Data records
================
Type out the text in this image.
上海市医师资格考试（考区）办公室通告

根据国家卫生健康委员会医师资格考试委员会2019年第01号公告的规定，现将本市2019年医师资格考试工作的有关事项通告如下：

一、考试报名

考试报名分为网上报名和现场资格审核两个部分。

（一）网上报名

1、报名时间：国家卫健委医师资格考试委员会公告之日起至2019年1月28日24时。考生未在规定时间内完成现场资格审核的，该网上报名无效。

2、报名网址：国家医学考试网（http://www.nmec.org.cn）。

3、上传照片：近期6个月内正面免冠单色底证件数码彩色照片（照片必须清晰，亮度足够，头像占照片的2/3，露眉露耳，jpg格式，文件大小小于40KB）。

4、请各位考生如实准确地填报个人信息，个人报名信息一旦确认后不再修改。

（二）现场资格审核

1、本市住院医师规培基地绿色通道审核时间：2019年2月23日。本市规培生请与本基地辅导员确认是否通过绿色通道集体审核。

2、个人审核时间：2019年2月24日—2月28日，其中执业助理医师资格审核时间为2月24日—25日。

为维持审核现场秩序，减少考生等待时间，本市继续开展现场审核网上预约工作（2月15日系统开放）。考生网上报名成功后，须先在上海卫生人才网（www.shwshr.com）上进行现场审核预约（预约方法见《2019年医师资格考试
================
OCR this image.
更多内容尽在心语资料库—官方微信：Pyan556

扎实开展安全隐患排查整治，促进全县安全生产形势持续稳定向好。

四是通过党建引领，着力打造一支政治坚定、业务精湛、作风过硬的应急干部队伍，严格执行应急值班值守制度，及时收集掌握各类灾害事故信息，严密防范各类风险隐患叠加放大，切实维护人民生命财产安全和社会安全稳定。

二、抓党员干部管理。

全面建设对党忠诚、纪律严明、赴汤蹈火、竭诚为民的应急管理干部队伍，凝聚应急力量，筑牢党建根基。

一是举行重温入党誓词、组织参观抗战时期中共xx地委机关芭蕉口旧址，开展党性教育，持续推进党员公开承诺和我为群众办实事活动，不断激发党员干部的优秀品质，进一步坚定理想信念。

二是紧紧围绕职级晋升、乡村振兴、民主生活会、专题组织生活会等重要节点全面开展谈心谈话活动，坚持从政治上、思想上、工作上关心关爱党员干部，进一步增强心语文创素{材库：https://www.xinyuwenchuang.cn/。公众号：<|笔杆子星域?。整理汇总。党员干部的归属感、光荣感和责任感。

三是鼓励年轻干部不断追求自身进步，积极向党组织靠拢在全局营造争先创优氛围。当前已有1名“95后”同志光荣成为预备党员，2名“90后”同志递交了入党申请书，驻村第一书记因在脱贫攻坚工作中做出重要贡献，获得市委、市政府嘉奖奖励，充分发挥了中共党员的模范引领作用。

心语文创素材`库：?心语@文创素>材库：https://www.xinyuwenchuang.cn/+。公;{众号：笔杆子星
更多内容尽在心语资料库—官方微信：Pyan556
================
**THE EXERCISE:** Which lines hold the word "image"? Copy every one of them.

**COMPLETE ANSWER:**
Type out the text in this image.
OCR this image.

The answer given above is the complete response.